(Records of where elements appear)
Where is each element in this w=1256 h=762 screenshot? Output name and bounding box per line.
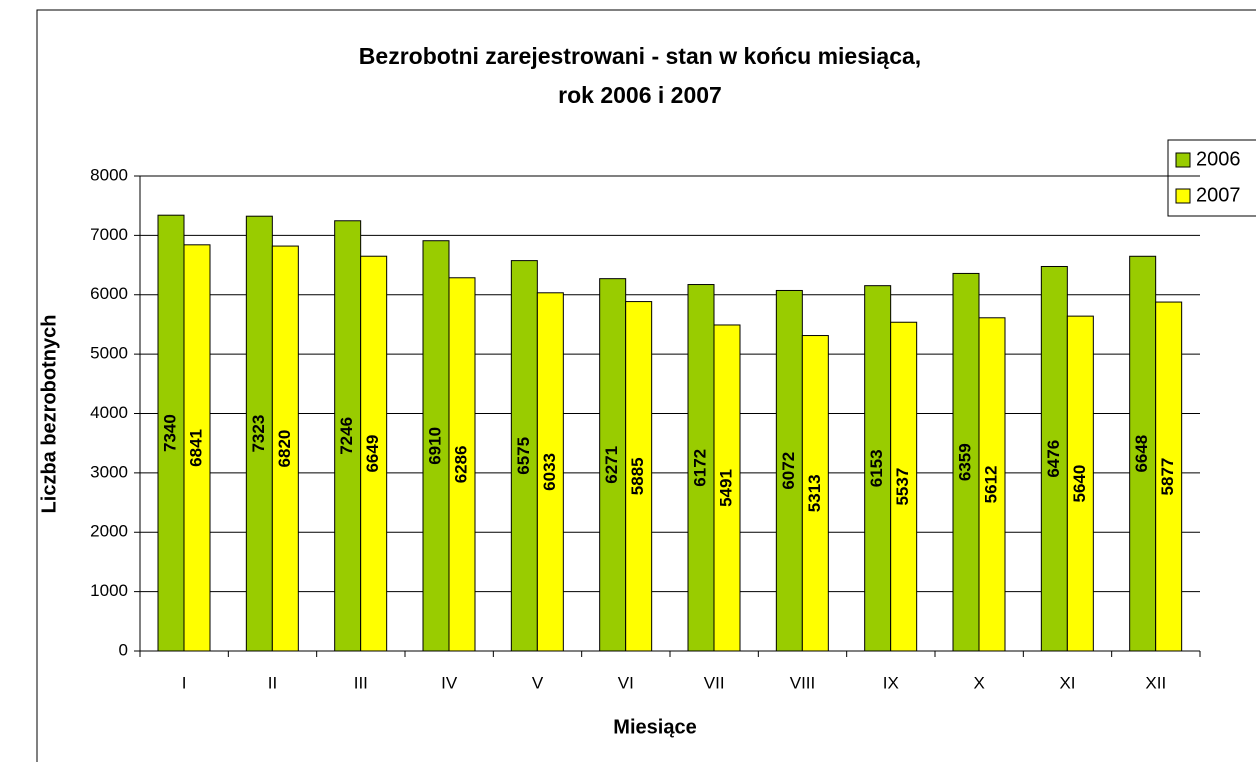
bar [157, 214, 185, 652]
bar [360, 255, 388, 652]
y-tick-label: 3000 [90, 462, 128, 481]
bar [183, 244, 211, 652]
value-label: 5491 [716, 469, 735, 507]
value-label: 7323 [249, 415, 268, 453]
value-label: 5612 [981, 465, 1000, 503]
legend-swatch [1175, 188, 1191, 204]
x-tick-label: VIII [790, 673, 816, 692]
bar [713, 324, 741, 652]
value-label: 5640 [1070, 465, 1089, 503]
value-label: 6072 [779, 452, 798, 490]
y-tick-label: 1000 [90, 581, 128, 600]
value-label: 6649 [363, 435, 382, 473]
value-label: 6153 [867, 449, 886, 487]
legend-swatch [1175, 152, 1191, 168]
x-tick-label: XII [1145, 673, 1166, 692]
value-label: 6575 [514, 437, 533, 475]
legend-label: 2007 [1196, 184, 1241, 206]
value-label: 6271 [602, 446, 621, 484]
x-tick-label: I [182, 673, 187, 692]
value-label: 6359 [955, 443, 974, 481]
bar [625, 301, 653, 652]
y-tick-label: 7000 [90, 225, 128, 244]
value-label: 6648 [1132, 435, 1151, 473]
y-tick-label: 0 [119, 640, 128, 659]
y-axis-title: Liczba bezrobotnych [38, 315, 60, 514]
y-tick-label: 4000 [90, 403, 128, 422]
y-tick-label: 6000 [90, 284, 128, 303]
x-tick-label: II [268, 673, 277, 692]
x-tick-label: IV [441, 673, 458, 692]
x-tick-label: V [532, 673, 544, 692]
bar [245, 215, 273, 652]
y-tick-label: 2000 [90, 522, 128, 541]
bar [1155, 301, 1183, 652]
bar [890, 321, 918, 652]
value-label: 5885 [628, 457, 647, 495]
x-tick-label: VII [704, 673, 725, 692]
bar [775, 289, 803, 652]
value-label: 5537 [893, 468, 912, 506]
bar [952, 272, 980, 652]
value-label: 5313 [805, 474, 824, 512]
bar [271, 245, 299, 652]
bar [801, 335, 829, 652]
y-tick-label: 5000 [90, 344, 128, 363]
value-label: 6286 [451, 445, 470, 483]
x-tick-label: IX [883, 673, 899, 692]
value-label: 6910 [425, 427, 444, 465]
value-label: 6172 [690, 449, 709, 487]
bar [334, 220, 362, 652]
value-label: 6841 [186, 429, 205, 467]
y-tick-label: 8000 [90, 165, 128, 184]
x-tick-label: XI [1059, 673, 1075, 692]
x-tick-label: X [973, 673, 984, 692]
bar [1066, 315, 1094, 652]
chart-title: Bezrobotni zarejestrowani - stan w końcu… [359, 43, 921, 69]
x-axis-title: Miesiące [613, 716, 696, 738]
bar [1129, 255, 1157, 652]
value-label: 6476 [1044, 440, 1063, 478]
bar [536, 292, 564, 652]
value-label: 5877 [1158, 458, 1177, 496]
value-label: 7246 [337, 417, 356, 455]
value-label: 7340 [160, 414, 179, 452]
bar [978, 317, 1006, 652]
value-label: 6820 [275, 430, 294, 468]
x-tick-label: VI [618, 673, 634, 692]
value-label: 6033 [540, 453, 559, 491]
bar [1040, 265, 1068, 652]
chart-title: rok 2006 i 2007 [558, 82, 722, 108]
bar [510, 260, 538, 652]
x-tick-label: III [354, 673, 368, 692]
bar [687, 284, 715, 652]
legend-label: 2006 [1196, 148, 1241, 170]
bar [448, 277, 476, 652]
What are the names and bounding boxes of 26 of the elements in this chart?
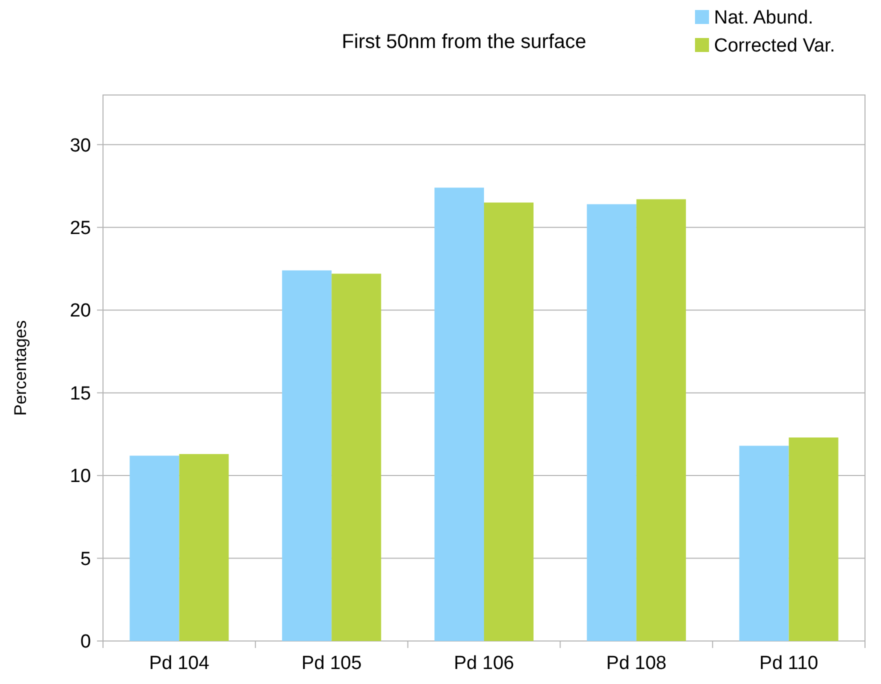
chart-title: First 50nm from the surface bbox=[342, 31, 586, 53]
x-tick-label: Pd 110 bbox=[759, 653, 818, 674]
y-tick-label: 20 bbox=[70, 300, 91, 322]
x-tick-label: Pd 104 bbox=[149, 653, 210, 674]
x-tick-label: Pd 106 bbox=[454, 653, 514, 674]
legend-label: Corrected Var. bbox=[714, 36, 836, 57]
bar bbox=[332, 274, 382, 641]
x-tick-label: Pd 105 bbox=[301, 653, 362, 674]
legend-label: Nat. Abund. bbox=[714, 8, 814, 29]
bar bbox=[636, 199, 686, 641]
x-tick-label: Pd 108 bbox=[606, 653, 667, 674]
y-tick-label: 15 bbox=[70, 383, 91, 404]
bar bbox=[586, 204, 636, 641]
y-axis-title: Percentages bbox=[11, 320, 30, 416]
bar bbox=[788, 437, 838, 641]
bar bbox=[282, 270, 332, 641]
bar bbox=[179, 454, 229, 641]
bar bbox=[739, 446, 789, 641]
y-tick-label: 30 bbox=[70, 135, 91, 156]
y-tick-label: 10 bbox=[70, 466, 91, 488]
bar bbox=[434, 188, 484, 641]
y-tick-label: 25 bbox=[70, 218, 91, 240]
bar bbox=[484, 202, 534, 641]
y-tick-label: 0 bbox=[80, 632, 91, 653]
y-tick-label: 5 bbox=[80, 548, 91, 570]
bar bbox=[130, 456, 180, 641]
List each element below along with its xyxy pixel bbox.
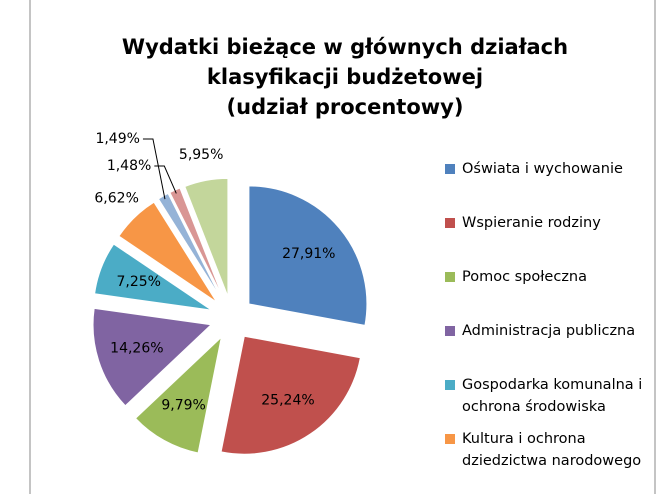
data-label: 1,48% [107,158,151,174]
pie-slice [220,335,361,455]
data-label: 14,26% [110,340,163,356]
pie-slice [134,335,223,454]
pie-slice [157,192,222,300]
legend-swatch [445,272,455,282]
legend-item: Oświata i wychowanie [445,158,660,212]
data-label: 7,25% [117,274,161,290]
data-label: 1,49% [95,131,139,147]
legend-swatch [445,218,455,228]
legend-label: Wspieranie rodziny [462,215,601,231]
data-label: 25,24% [261,393,314,409]
legend-swatch [445,434,455,444]
chart-frame [29,0,656,494]
leader-line [154,165,177,194]
legend-item: Administracja publiczna [445,320,660,374]
legend: Oświata i wychowanie Wspieranie rodziny Po… [445,158,660,482]
pie-slice [248,185,368,326]
pie-slice [94,243,212,311]
chart-title: Wydatki bieżące w głównych działach [122,35,568,59]
pie-slice [184,177,229,297]
legend-swatch [445,380,455,390]
data-label: 6,62% [94,191,138,207]
legend-label: Pomoc społeczna [462,269,588,285]
legend-item: Pomoc społeczna [445,266,660,320]
legend-label: Kultura i ochrona dziedzictwa narodowego [462,431,642,469]
legend-item: Gospodarka komunalna i ochrona środowisk… [445,374,660,428]
chart-title: klasyfikacji budżetowej [207,65,483,89]
pie-slice [92,307,213,407]
data-label: 9,79% [161,397,205,413]
legend-label: Oświata i wychowanie [462,161,623,177]
legend-label: Gospodarka komunalna i ochrona środowisk… [462,377,643,415]
legend-item: Wspieranie rodziny [445,212,660,266]
legend-swatch [445,326,455,336]
data-label: 5,95% [179,147,223,163]
leader-line [142,138,166,200]
data-label: 27,91% [282,246,335,262]
legend-item: Kultura i ochrona dziedzictwa narodowego [445,428,660,482]
pie-slice [118,201,218,303]
legend-swatch [445,164,455,174]
chart-title: (udział procentowy) [227,95,464,119]
legend-label: Administracja publiczna [462,323,636,339]
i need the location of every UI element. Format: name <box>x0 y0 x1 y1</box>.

• **Stated goal**
Copy all of the entries above word for word, leaving out the pictures.

• **Response to the task**
Where is each element in this w=1256 h=762 screenshot? Output name and bounding box per line.
bar [157, 214, 185, 652]
bar [360, 255, 388, 652]
y-tick-label: 3000 [90, 462, 128, 481]
bar [183, 244, 211, 652]
value-label: 5491 [716, 469, 735, 507]
value-label: 7323 [249, 415, 268, 453]
value-label: 5612 [981, 465, 1000, 503]
legend-swatch [1175, 188, 1191, 204]
x-tick-label: VIII [790, 673, 816, 692]
bar [713, 324, 741, 652]
value-label: 5640 [1070, 465, 1089, 503]
value-label: 6072 [779, 452, 798, 490]
y-tick-label: 1000 [90, 581, 128, 600]
value-label: 6649 [363, 435, 382, 473]
value-label: 6153 [867, 449, 886, 487]
legend-swatch [1175, 152, 1191, 168]
x-tick-label: XII [1145, 673, 1166, 692]
value-label: 6575 [514, 437, 533, 475]
legend-label: 2007 [1196, 184, 1241, 206]
value-label: 6271 [602, 446, 621, 484]
x-tick-label: I [182, 673, 187, 692]
value-label: 6359 [955, 443, 974, 481]
bar [625, 301, 653, 652]
y-tick-label: 7000 [90, 225, 128, 244]
value-label: 6648 [1132, 435, 1151, 473]
y-tick-label: 0 [119, 640, 128, 659]
y-axis-title: Liczba bezrobotnych [38, 315, 60, 514]
y-tick-label: 4000 [90, 403, 128, 422]
y-tick-label: 6000 [90, 284, 128, 303]
x-tick-label: II [268, 673, 277, 692]
x-tick-label: IV [441, 673, 458, 692]
x-tick-label: V [532, 673, 544, 692]
bar [245, 215, 273, 652]
y-tick-label: 2000 [90, 522, 128, 541]
bar [1155, 301, 1183, 652]
bar [890, 321, 918, 652]
value-label: 5885 [628, 457, 647, 495]
x-tick-label: VII [704, 673, 725, 692]
bar [775, 289, 803, 652]
value-label: 5537 [893, 468, 912, 506]
bar [952, 272, 980, 652]
value-label: 5313 [805, 474, 824, 512]
bar [271, 245, 299, 652]
bar [801, 335, 829, 652]
y-tick-label: 5000 [90, 344, 128, 363]
value-label: 6286 [451, 445, 470, 483]
x-tick-label: IX [883, 673, 899, 692]
value-label: 6910 [425, 427, 444, 465]
value-label: 6172 [690, 449, 709, 487]
bar [334, 220, 362, 652]
value-label: 6841 [186, 429, 205, 467]
y-tick-label: 8000 [90, 165, 128, 184]
x-tick-label: XI [1059, 673, 1075, 692]
x-tick-label: X [973, 673, 984, 692]
bar [1066, 315, 1094, 652]
chart-title: Bezrobotni zarejestrowani - stan w końcu… [359, 43, 921, 69]
x-axis-title: Miesiące [613, 716, 696, 738]
bar [1129, 255, 1157, 652]
value-label: 6476 [1044, 440, 1063, 478]
bar [536, 292, 564, 652]
value-label: 5877 [1158, 458, 1177, 496]
value-label: 7246 [337, 417, 356, 455]
value-label: 7340 [160, 414, 179, 452]
bar [978, 317, 1006, 652]
value-label: 6820 [275, 430, 294, 468]
x-tick-label: VI [618, 673, 634, 692]
value-label: 6033 [540, 453, 559, 491]
bar [1040, 265, 1068, 652]
chart-title: rok 2006 i 2007 [558, 82, 722, 108]
bar [510, 260, 538, 652]
x-tick-label: III [354, 673, 368, 692]
bar [687, 284, 715, 652]
legend-label: 2006 [1196, 148, 1241, 170]
bar [448, 277, 476, 652]
What are the names and bounding boxes of 26 of the elements in this chart?
chart-title: First 50nm from the surface bbox=[342, 31, 586, 53]
x-tick-label: Pd 110 bbox=[759, 653, 818, 674]
y-tick-label: 20 bbox=[70, 300, 91, 322]
x-tick-label: Pd 104 bbox=[149, 653, 210, 674]
x-tick-label: Pd 106 bbox=[454, 653, 514, 674]
legend-label: Corrected Var. bbox=[714, 36, 836, 57]
bar bbox=[332, 274, 382, 641]
x-tick-label: Pd 105 bbox=[301, 653, 362, 674]
legend-label: Nat. Abund. bbox=[714, 8, 814, 29]
bar bbox=[636, 199, 686, 641]
x-tick-label: Pd 108 bbox=[606, 653, 667, 674]
y-tick-label: 15 bbox=[70, 383, 91, 404]
bar bbox=[586, 204, 636, 641]
y-axis-title: Percentages bbox=[11, 320, 30, 416]
bar bbox=[788, 437, 838, 641]
bar bbox=[282, 270, 332, 641]
bar bbox=[179, 454, 229, 641]
bar bbox=[739, 446, 789, 641]
y-tick-label: 30 bbox=[70, 135, 91, 156]
y-tick-label: 10 bbox=[70, 466, 91, 488]
bar bbox=[434, 188, 484, 641]
y-tick-label: 25 bbox=[70, 218, 91, 240]
bar bbox=[484, 202, 534, 641]
y-tick-label: 0 bbox=[80, 632, 91, 653]
y-tick-label: 5 bbox=[80, 548, 91, 570]
bar bbox=[130, 456, 180, 641]
List each element below along with its xyxy pixel bbox.
data-label: 1,48% [107,158,151,174]
pie-slice [220,335,361,455]
data-label: 14,26% [110,340,163,356]
pie-slice [134,335,223,454]
pie-slice [157,192,222,300]
legend-swatch [445,272,455,282]
legend-item: Oświata i wychowanie [445,158,660,212]
data-label: 7,25% [117,274,161,290]
data-label: 1,49% [95,131,139,147]
legend-swatch [445,218,455,228]
legend-label: Wspieranie rodziny [462,215,601,231]
data-label: 25,24% [261,393,314,409]
legend-swatch [445,434,455,444]
chart-frame [29,0,656,494]
leader-line [154,165,177,194]
legend-item: Administracja publiczna [445,320,660,374]
legend: Oświata i wychowanie Wspieranie rodziny Po… [445,158,660,482]
pie-slice [248,185,368,326]
pie-slice [94,243,212,311]
chart-title: Wydatki bieżące w głównych działach [122,35,568,59]
pie-slice [184,177,229,297]
legend-swatch [445,380,455,390]
data-label: 6,62% [94,191,138,207]
legend-label: Pomoc społeczna [462,269,588,285]
legend-item: Pomoc społeczna [445,266,660,320]
legend-label: Kultura i ochrona dziedzictwa narodowego [462,431,642,469]
legend-item: Gospodarka komunalna i ochrona środowisk… [445,374,660,428]
chart-title: klasyfikacji budżetowej [207,65,483,89]
pie-slice [92,307,213,407]
data-label: 9,79% [161,397,205,413]
legend-label: Oświata i wychowanie [462,161,623,177]
legend-label: Gospodarka komunalna i ochrona środowisk… [462,377,643,415]
legend-item: Wspieranie rodziny [445,212,660,266]
legend-swatch [445,326,455,336]
data-label: 5,95% [179,147,223,163]
leader-line [142,138,166,200]
data-label: 27,91% [282,246,335,262]
legend-item: Kultura i ochrona dziedzictwa narodowego [445,428,660,482]
pie-slice [118,201,218,303]
legend-swatch [445,164,455,174]
chart-title: (udział procentowy) [227,95,464,119]
legend-label: Administracja publiczna [462,323,636,339]
i need the location of every UI element. Format: name <box>x0 y0 x1 y1</box>.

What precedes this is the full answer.